** start Extracted entries **

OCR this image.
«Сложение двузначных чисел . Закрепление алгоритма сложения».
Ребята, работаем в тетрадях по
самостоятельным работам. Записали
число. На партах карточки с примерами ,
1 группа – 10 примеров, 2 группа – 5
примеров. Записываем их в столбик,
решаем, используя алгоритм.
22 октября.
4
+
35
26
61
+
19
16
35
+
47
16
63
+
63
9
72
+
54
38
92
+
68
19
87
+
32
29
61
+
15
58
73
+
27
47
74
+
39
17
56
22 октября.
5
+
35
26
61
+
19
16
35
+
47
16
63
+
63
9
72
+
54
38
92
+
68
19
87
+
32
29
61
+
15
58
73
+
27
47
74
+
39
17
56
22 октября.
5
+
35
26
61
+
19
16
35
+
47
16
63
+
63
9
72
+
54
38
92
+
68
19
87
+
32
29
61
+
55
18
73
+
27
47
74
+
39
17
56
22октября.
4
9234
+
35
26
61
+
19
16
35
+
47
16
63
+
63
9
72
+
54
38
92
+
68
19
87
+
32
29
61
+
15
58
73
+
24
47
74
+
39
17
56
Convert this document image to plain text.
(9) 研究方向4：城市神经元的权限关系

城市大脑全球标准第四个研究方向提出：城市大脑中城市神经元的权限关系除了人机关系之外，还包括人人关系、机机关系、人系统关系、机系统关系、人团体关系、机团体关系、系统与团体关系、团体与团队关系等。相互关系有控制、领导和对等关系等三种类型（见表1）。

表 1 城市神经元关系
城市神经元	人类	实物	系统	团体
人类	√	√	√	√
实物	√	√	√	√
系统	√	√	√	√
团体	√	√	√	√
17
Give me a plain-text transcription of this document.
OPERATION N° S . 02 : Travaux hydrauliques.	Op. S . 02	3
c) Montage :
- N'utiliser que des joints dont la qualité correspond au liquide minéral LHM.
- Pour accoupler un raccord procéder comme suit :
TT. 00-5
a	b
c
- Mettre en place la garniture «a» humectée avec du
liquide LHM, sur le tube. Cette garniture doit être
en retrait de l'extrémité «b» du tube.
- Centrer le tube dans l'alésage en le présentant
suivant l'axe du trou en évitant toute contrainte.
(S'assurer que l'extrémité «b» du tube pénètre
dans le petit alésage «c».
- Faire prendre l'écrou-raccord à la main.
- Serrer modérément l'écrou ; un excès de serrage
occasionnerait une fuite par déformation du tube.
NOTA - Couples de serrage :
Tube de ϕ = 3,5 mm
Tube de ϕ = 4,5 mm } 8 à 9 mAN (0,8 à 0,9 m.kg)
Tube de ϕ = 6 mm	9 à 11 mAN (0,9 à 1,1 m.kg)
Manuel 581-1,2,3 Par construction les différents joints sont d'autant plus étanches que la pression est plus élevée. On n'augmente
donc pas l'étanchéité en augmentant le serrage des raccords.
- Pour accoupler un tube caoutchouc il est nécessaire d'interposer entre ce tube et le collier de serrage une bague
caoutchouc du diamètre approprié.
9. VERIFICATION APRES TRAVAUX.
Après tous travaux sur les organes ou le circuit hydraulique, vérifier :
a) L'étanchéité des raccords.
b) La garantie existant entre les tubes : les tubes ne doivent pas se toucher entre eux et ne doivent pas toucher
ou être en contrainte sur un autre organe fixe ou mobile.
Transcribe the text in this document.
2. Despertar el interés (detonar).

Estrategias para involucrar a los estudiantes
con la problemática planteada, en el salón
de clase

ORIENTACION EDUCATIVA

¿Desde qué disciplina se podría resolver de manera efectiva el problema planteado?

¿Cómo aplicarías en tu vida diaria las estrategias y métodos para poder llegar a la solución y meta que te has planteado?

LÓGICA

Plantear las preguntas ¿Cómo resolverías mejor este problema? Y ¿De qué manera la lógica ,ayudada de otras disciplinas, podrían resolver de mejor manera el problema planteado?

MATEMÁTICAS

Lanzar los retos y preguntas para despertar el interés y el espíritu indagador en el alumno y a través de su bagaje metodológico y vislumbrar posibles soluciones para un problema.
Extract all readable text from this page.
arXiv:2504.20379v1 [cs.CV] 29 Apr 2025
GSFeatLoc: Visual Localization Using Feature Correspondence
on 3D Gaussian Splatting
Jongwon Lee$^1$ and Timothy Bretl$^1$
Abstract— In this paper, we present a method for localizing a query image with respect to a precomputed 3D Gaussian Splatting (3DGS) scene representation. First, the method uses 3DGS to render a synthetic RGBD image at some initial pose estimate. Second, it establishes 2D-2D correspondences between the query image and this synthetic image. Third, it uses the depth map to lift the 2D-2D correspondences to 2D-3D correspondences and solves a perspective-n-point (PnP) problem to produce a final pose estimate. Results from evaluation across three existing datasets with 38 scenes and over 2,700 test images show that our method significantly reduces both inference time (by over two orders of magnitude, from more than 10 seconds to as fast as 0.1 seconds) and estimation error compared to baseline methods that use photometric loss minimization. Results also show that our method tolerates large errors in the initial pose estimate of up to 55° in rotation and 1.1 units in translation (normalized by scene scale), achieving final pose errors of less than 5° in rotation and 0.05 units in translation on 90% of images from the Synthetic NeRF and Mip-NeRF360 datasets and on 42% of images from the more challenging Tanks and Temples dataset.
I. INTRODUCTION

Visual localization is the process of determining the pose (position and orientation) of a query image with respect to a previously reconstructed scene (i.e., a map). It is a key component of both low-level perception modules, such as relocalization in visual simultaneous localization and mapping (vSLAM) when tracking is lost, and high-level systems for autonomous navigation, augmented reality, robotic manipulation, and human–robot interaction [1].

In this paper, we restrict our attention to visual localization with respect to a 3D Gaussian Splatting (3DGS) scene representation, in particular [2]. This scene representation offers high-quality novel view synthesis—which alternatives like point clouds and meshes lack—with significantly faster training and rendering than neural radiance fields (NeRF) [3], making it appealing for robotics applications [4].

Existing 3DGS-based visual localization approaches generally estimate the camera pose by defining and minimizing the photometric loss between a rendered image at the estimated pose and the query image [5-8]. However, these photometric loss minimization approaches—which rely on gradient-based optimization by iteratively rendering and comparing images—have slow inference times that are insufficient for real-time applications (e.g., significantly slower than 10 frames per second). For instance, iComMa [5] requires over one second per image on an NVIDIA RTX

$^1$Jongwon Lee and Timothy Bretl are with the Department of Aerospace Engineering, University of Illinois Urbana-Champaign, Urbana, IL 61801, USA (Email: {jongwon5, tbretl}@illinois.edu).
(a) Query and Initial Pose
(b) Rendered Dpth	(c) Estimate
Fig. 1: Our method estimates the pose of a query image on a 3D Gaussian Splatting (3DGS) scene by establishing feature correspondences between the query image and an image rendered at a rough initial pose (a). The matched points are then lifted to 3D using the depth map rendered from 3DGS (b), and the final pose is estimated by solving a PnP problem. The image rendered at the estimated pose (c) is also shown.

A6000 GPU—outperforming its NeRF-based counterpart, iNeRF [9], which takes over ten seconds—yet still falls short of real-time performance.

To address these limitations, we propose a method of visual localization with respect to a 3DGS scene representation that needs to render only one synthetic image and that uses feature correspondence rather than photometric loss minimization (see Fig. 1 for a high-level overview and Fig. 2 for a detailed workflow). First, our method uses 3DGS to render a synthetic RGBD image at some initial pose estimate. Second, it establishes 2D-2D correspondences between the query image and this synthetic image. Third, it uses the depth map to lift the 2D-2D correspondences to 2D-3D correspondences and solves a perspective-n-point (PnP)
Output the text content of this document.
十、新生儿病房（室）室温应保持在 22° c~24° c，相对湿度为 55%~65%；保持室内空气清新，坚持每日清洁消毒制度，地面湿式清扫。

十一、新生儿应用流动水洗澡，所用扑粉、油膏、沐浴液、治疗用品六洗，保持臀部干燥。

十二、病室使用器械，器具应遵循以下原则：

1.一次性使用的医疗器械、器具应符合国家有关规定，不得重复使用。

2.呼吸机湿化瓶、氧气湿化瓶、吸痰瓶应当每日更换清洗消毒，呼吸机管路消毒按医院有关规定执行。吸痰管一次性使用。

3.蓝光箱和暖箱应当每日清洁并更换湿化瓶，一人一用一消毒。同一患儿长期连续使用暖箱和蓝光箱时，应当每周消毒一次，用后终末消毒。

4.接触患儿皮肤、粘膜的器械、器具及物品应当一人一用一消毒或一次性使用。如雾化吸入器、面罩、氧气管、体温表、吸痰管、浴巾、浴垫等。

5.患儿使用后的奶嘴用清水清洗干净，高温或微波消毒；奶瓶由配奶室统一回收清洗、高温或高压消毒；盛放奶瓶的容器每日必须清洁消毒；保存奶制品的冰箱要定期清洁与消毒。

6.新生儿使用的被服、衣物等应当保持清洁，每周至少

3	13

** end Extracted entries **

Only lines with the word "preguntas" are wanted, so copy each one from the records.

Plantear las preguntas ¿Cómo resolverías mejor este problema? Y ¿De qué manera la lógica ,ayudada de otras disciplinas, podrían resolver de mejor manera el problema planteado?
Lanzar los retos y preguntas para despertar el interés y el espíritu indagador en el alumno y a través de su bagaje metodológico y vislumbrar posibles soluciones para un problema.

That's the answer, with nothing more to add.